Work to be completed:
Locate the lines of the listing below that hold "สำหร", then copy each of them.

● ● ● ● ●

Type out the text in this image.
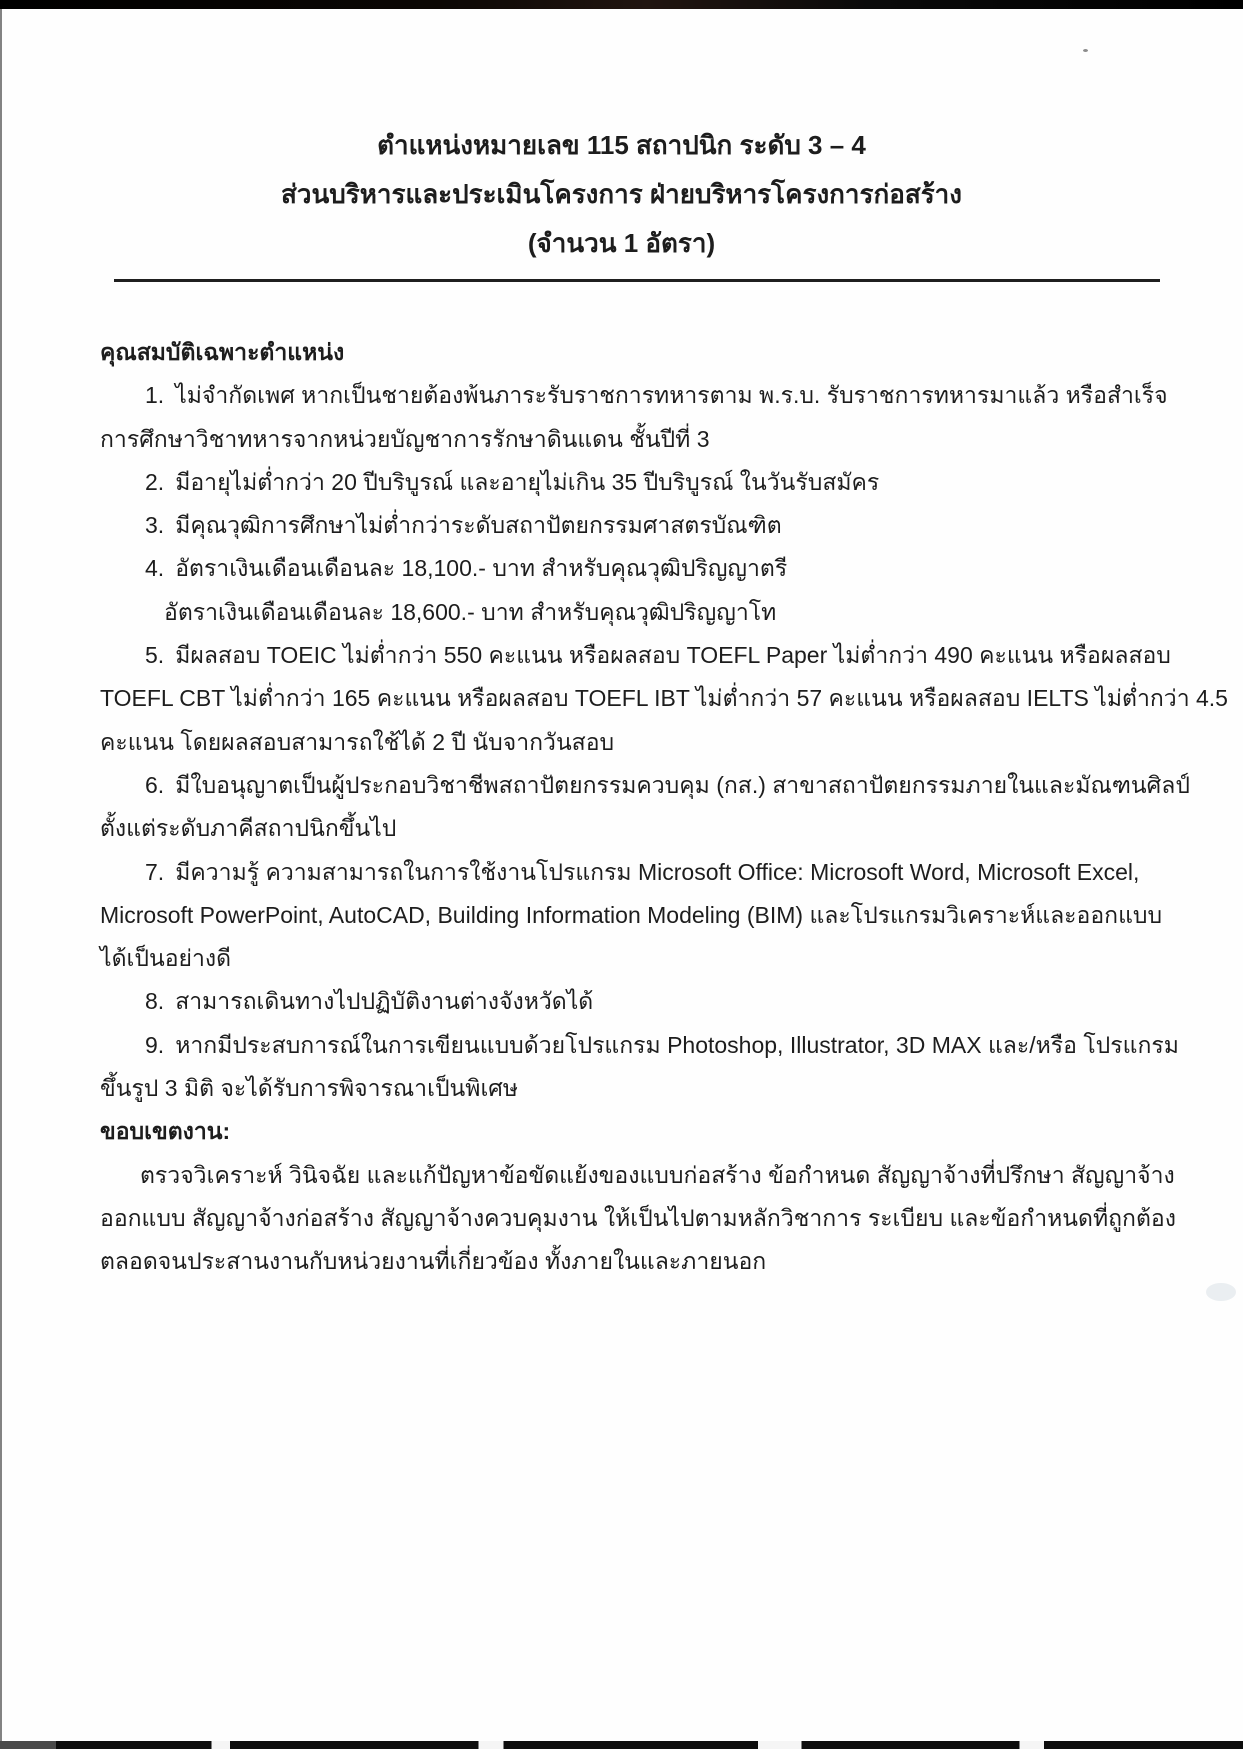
ตำแหน่งหมายเลข 115 สถาปนิก ระดับ 3 – 4
ส่วนบริหารและประเมินโครงการ ฝ่ายบริหารโครงการก่อสร้าง
(จำนวน 1 อัตรา)
คุณสมบัติเฉพาะตำแหน่ง
1. ไม่จำกัดเพศ หากเป็นชายต้องพ้นภาระรับราชการทหารตาม พ.ร.บ. รับราชการทหารมาแล้ว หรือสำเร็จ
การศึกษาวิชาทหารจากหน่วยบัญชาการรักษาดินแดน ชั้นปีที่ 3
2. มีอายุไม่ต่ำกว่า 20 ปีบริบูรณ์ และอายุไม่เกิน 35 ปีบริบูรณ์ ในวันรับสมัคร
3. มีคุณวุฒิการศึกษาไม่ต่ำกว่าระดับสถาปัตยกรรมศาสตรบัณฑิต
4. อัตราเงินเดือนเดือนละ 18,100.- บาท สำหรับคุณวุฒิปริญญาตรี
อัตราเงินเดือนเดือนละ 18,600.- บาท สำหรับคุณวุฒิปริญญาโท
5. มีผลสอบ TOEIC ไม่ต่ำกว่า 550 คะแนน หรือผลสอบ TOEFL Paper ไม่ต่ำกว่า 490 คะแนน หรือผลสอบ
TOEFL CBT ไม่ต่ำกว่า 165 คะแนน หรือผลสอบ TOEFL IBT ไม่ต่ำกว่า 57 คะแนน หรือผลสอบ IELTS ไม่ต่ำกว่า 4.5
คะแนน โดยผลสอบสามารถใช้ได้ 2 ปี นับจากวันสอบ
6. มีใบอนุญาตเป็นผู้ประกอบวิชาชีพสถาปัตยกรรมควบคุม (กส.) สาขาสถาปัตยกรรมภายในและมัณฑนศิลป์
ตั้งแต่ระดับภาคีสถาปนิกขึ้นไป
7. มีความรู้ ความสามารถในการใช้งานโปรแกรม Microsoft Office: Microsoft Word, Microsoft Excel,
Microsoft PowerPoint, AutoCAD, Building Information Modeling (BIM) และโปรแกรมวิเคราะห์และออกแบบ
ได้เป็นอย่างดี
8. สามารถเดินทางไปปฏิบัติงานต่างจังหวัดได้
9. หากมีประสบการณ์ในการเขียนแบบด้วยโปรแกรม Photoshop, Illustrator, 3D MAX และ/หรือ โปรแกรม
ขึ้นรูป 3 มิติ จะได้รับการพิจารณาเป็นพิเศษ
ขอบเขตงาน:
ตรวจวิเคราะห์ วินิจฉัย และแก้ปัญหาข้อขัดแย้งของแบบก่อสร้าง ข้อกำหนด สัญญาจ้างที่ปรึกษา สัญญาจ้าง
ออกแบบ สัญญาจ้างก่อสร้าง สัญญาจ้างควบคุมงาน ให้เป็นไปตามหลักวิชาการ ระเบียบ และข้อกำหนดที่ถูกต้อง
ตลอดจนประสานงานกับหน่วยงานที่เกี่ยวข้อง ทั้งภายในและภายนอก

● ● ● ● ●

Task result:
4. อัตราเงินเดือนเดือนละ 18,100.- บาท สำหรับคุณวุฒิปริญญาตรี
อัตราเงินเดือนเดือนละ 18,600.- บาท สำหรับคุณวุฒิปริญญาโท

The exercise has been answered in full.